- _Aim_:
Tally up how many lines in the listing below contain the string "American", and give only the total.

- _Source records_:

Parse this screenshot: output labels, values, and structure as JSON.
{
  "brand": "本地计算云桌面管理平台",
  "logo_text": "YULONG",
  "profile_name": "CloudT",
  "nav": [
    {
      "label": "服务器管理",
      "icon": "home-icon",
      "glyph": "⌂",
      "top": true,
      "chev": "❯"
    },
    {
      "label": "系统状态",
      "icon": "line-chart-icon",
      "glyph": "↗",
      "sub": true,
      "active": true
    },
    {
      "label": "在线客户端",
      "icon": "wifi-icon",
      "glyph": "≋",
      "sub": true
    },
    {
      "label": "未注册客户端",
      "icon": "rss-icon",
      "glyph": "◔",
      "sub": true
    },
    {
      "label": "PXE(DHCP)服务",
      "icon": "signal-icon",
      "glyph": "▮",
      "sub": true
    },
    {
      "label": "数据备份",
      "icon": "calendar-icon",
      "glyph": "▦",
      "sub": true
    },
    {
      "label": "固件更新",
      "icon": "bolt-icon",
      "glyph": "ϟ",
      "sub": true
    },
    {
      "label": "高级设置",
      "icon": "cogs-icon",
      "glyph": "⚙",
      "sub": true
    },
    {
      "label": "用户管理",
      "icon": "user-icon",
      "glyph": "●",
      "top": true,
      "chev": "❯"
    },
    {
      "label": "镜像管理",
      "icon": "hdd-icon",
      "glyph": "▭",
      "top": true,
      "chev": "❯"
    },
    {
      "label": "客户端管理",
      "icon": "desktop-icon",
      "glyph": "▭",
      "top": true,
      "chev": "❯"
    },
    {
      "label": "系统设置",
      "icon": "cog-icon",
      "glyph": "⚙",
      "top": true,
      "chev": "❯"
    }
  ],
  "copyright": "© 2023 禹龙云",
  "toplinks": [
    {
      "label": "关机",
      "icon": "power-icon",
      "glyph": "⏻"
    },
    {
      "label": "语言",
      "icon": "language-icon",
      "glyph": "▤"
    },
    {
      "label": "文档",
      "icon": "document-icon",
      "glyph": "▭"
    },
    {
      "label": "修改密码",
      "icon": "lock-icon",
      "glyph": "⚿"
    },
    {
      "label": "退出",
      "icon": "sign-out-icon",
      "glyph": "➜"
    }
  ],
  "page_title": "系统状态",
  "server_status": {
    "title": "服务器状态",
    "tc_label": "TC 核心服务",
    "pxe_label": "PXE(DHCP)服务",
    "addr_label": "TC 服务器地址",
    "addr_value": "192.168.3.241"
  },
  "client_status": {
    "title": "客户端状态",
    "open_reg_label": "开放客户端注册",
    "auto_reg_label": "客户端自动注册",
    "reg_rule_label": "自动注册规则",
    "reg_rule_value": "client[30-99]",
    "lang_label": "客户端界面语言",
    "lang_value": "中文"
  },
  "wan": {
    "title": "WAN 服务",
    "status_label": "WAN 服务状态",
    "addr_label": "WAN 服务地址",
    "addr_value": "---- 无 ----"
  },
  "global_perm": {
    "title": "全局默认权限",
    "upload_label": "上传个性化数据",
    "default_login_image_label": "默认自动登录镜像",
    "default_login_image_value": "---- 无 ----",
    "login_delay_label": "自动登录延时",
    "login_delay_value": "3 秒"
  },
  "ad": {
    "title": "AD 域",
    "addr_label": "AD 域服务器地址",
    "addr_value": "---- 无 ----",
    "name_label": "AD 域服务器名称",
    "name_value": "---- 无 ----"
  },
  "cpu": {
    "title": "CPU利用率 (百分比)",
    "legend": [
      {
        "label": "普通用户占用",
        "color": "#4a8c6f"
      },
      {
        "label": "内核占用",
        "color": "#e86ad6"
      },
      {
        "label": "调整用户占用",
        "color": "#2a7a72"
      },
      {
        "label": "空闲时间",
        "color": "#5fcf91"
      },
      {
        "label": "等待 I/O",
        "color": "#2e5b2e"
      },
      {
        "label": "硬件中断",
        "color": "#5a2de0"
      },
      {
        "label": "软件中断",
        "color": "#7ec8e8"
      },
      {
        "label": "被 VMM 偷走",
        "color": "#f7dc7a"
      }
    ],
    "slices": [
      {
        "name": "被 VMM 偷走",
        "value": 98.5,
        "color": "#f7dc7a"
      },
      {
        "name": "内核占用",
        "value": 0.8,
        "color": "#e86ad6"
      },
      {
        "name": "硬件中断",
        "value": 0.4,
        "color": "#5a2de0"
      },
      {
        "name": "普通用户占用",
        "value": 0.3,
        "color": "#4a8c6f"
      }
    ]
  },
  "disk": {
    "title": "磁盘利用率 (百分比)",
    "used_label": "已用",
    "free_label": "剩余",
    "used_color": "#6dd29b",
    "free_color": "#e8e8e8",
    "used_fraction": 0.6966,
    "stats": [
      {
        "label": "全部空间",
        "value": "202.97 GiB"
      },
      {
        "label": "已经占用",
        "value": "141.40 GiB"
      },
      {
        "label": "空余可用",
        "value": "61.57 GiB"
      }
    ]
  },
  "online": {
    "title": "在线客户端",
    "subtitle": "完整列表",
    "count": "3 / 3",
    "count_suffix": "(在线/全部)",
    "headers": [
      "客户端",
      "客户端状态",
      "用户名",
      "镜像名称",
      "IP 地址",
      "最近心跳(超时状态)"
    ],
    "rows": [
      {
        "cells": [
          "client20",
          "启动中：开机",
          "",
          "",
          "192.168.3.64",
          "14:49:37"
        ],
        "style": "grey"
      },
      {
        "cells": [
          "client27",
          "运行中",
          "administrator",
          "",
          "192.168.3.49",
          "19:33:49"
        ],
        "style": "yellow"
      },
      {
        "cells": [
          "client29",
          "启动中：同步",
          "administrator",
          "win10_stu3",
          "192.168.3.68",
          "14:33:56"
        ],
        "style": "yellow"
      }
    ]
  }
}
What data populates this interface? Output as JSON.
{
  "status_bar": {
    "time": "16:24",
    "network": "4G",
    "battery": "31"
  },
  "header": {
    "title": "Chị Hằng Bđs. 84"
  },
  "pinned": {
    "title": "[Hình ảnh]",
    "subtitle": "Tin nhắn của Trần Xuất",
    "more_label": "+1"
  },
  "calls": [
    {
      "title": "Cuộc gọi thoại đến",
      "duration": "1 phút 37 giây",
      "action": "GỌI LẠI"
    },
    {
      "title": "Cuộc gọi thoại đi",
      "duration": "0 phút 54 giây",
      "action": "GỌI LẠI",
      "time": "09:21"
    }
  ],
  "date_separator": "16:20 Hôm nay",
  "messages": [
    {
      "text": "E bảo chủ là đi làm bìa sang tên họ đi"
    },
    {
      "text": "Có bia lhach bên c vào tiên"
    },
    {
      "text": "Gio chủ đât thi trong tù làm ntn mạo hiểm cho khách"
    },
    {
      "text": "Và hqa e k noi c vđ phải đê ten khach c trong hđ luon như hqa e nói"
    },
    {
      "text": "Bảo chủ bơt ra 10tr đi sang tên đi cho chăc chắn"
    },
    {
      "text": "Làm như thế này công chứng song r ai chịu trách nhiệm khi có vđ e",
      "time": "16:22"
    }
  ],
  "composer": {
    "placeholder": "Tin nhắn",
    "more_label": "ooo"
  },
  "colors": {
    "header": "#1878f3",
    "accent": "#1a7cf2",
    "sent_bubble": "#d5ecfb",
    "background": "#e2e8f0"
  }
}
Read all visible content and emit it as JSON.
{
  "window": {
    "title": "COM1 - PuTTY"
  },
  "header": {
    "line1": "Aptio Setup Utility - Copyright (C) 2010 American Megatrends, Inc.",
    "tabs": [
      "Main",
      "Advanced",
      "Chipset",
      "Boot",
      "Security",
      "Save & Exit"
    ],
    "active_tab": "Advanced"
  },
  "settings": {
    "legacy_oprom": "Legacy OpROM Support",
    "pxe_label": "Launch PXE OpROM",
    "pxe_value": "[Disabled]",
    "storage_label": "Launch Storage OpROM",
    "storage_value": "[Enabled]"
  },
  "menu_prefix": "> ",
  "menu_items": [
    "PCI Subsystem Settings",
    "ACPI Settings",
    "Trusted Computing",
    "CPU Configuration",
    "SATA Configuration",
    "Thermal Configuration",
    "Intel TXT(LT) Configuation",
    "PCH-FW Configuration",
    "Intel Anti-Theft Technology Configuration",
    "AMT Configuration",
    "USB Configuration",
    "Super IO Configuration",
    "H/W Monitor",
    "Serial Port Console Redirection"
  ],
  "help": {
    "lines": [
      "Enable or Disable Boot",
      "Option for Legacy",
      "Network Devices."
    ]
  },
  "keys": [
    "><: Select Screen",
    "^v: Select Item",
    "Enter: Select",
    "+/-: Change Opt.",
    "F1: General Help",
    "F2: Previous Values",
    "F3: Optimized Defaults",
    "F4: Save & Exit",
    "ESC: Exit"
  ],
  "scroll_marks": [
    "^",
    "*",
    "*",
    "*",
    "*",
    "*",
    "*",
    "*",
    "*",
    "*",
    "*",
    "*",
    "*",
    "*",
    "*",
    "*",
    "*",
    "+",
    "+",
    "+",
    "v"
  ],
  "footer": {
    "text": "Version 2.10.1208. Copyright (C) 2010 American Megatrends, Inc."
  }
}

- _The response_:
2